Provided records ::
....
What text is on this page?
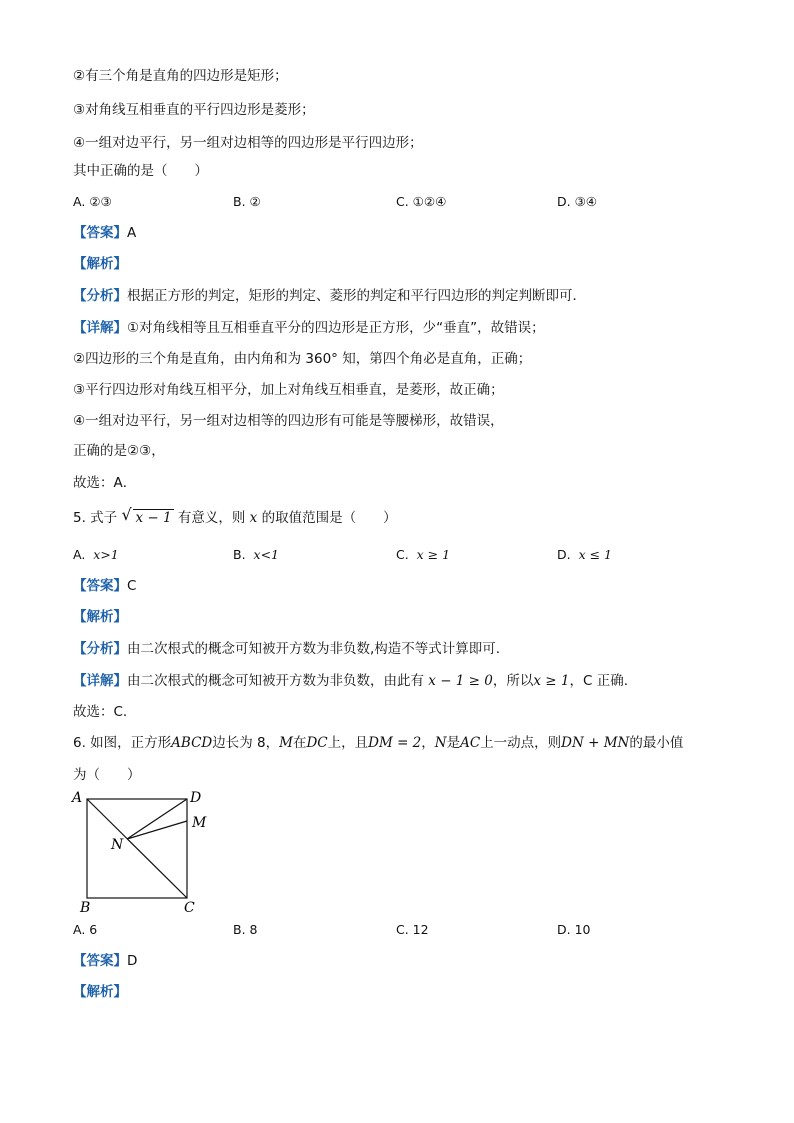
②有三个角是直角的四边形是矩形；
③对角线互相垂直的平行四边形是菱形；
④一组对边平行，另一组对边相等的四边形是平行四边形；
其中正确的是（　　）
A. ②③	B. ②	C. ①②④	D. ③④
【答案】A
【解析】
【分析】根据正方形的判定，矩形的判定、菱形的判定和平行四边形的判定判断即可．
【详解】①对角线相等且互相垂直平分的四边形是正方形，少“垂直”，故错误；
②四边形的三个角是直角，由内角和为 360° 知，第四个角必是直角，正确；
③平行四边形对角线互相平分，加上对角线互相垂直，是菱形，故正确；
④一组对边平行，另一组对边相等的四边形有可能是等腰梯形，故错误，
正确的是②③，
故选：A．
5. 式子 √ x − 1 有意义，则 x 的取值范围是（　　）
A. x>1	B. x<1	C. x ≥ 1	D. x ≤ 1
【答案】C
【解析】
【分析】由二次根式的概念可知被开方数为非负数,构造不等式计算即可.
【详解】由二次根式的概念可知被开方数为非负数，由此有 x − 1 ≥ 0，所以x ≥ 1，C 正确.
故选：C.
6. 如图，正方形ABCD边长为 8，M在DC上，且DM = 2，N是AC上一动点，则DN + MN的最小值
为（　　）
A	D
M
N
B	C
A. 6	B. 8	C. 12	D. 10
【答案】D
【解析】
....
Work required :: Write out the listing word for word, omitting the pictures it holds.

In response ::
What text is on this page?
②有三个角是直角的四边形是矩形；
③对角线互相垂直的平行四边形是菱形；
④一组对边平行，另一组对边相等的四边形是平行四边形；
其中正确的是（　　）
A. ②③	B. ②	C. ①②④	D. ③④
【答案】A
【解析】
【分析】根据正方形的判定，矩形的判定、菱形的判定和平行四边形的判定判断即可．
【详解】①对角线相等且互相垂直平分的四边形是正方形，少“垂直”，故错误；
②四边形的三个角是直角，由内角和为 360° 知，第四个角必是直角，正确；
③平行四边形对角线互相平分，加上对角线互相垂直，是菱形，故正确；
④一组对边平行，另一组对边相等的四边形有可能是等腰梯形，故错误，
正确的是②③，
故选：A．
5. 式子 √ x − 1 有意义，则 x 的取值范围是（　　）
A. x>1	B. x<1	C. x ≥ 1	D. x ≤ 1
【答案】C
【解析】
【分析】由二次根式的概念可知被开方数为非负数,构造不等式计算即可.
【详解】由二次根式的概念可知被开方数为非负数，由此有 x − 1 ≥ 0，所以x ≥ 1，C 正确.
故选：C.
6. 如图，正方形ABCD边长为 8，M在DC上，且DM = 2，N是AC上一动点，则DN + MN的最小值
为（　　）
A	D
M
N
B	C
A. 6	B. 8	C. 12	D. 10
【答案】D
【解析】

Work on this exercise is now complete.